*** Data provided ***

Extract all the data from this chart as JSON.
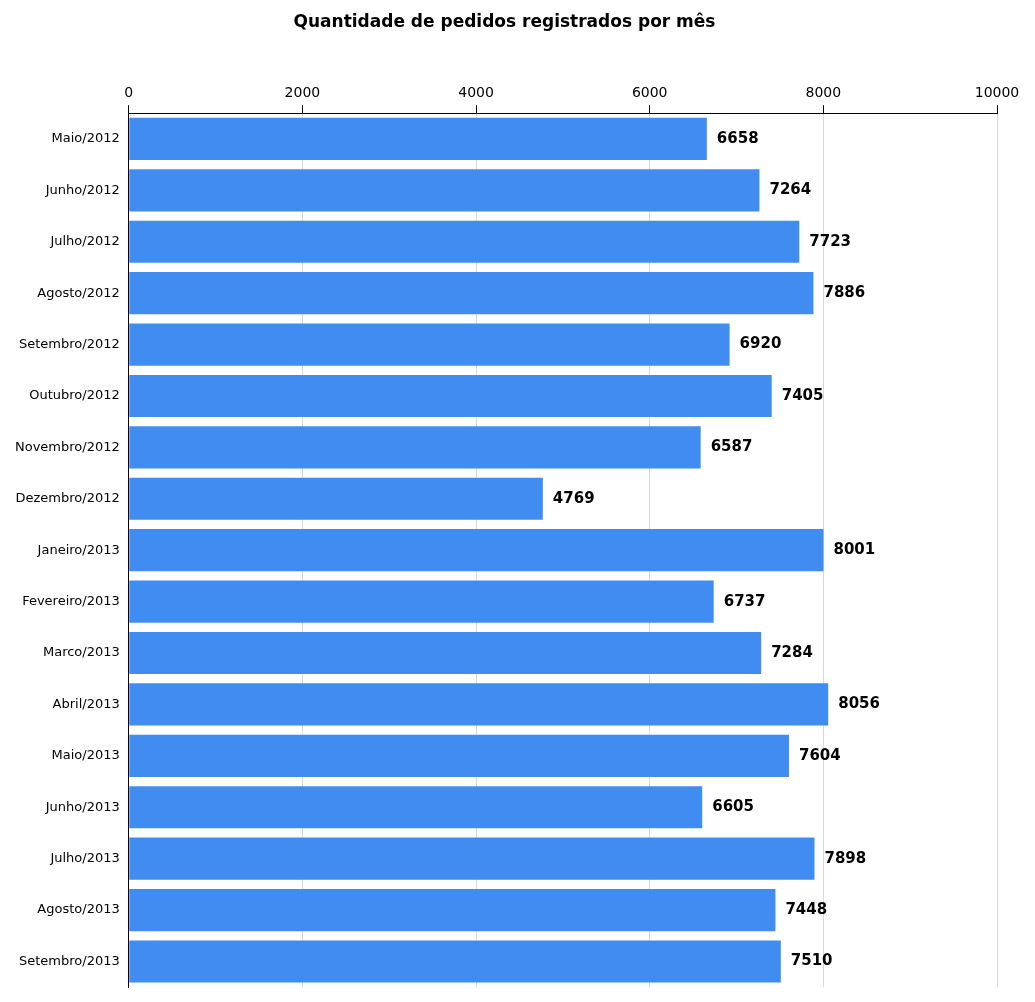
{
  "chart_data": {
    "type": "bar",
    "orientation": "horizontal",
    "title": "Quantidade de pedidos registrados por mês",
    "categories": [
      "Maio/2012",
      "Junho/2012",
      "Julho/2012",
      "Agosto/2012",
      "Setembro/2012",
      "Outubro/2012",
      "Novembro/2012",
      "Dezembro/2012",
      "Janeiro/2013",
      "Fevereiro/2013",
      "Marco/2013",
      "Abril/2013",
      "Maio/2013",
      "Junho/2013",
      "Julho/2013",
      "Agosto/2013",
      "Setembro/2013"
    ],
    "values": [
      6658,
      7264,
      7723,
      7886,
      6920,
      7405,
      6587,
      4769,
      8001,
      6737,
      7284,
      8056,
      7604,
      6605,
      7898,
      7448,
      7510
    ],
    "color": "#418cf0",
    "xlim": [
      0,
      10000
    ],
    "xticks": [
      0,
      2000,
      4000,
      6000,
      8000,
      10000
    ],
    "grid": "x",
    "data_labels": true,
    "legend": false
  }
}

***

» **Directions**:
Repeat every record precisely. Any picture among them stays out of the copy.

» **Full output**:
Extract all the data from this chart as JSON.
{
  "chart_data": {
    "type": "bar",
    "orientation": "horizontal",
    "title": "Quantidade de pedidos registrados por mês",
    "categories": [
      "Maio/2012",
      "Junho/2012",
      "Julho/2012",
      "Agosto/2012",
      "Setembro/2012",
      "Outubro/2012",
      "Novembro/2012",
      "Dezembro/2012",
      "Janeiro/2013",
      "Fevereiro/2013",
      "Marco/2013",
      "Abril/2013",
      "Maio/2013",
      "Junho/2013",
      "Julho/2013",
      "Agosto/2013",
      "Setembro/2013"
    ],
    "values": [
      6658,
      7264,
      7723,
      7886,
      6920,
      7405,
      6587,
      4769,
      8001,
      6737,
      7284,
      8056,
      7604,
      6605,
      7898,
      7448,
      7510
    ],
    "color": "#418cf0",
    "xlim": [
      0,
      10000
    ],
    "xticks": [
      0,
      2000,
      4000,
      6000,
      8000,
      10000
    ],
    "grid": "x",
    "data_labels": true,
    "legend": false
  }
}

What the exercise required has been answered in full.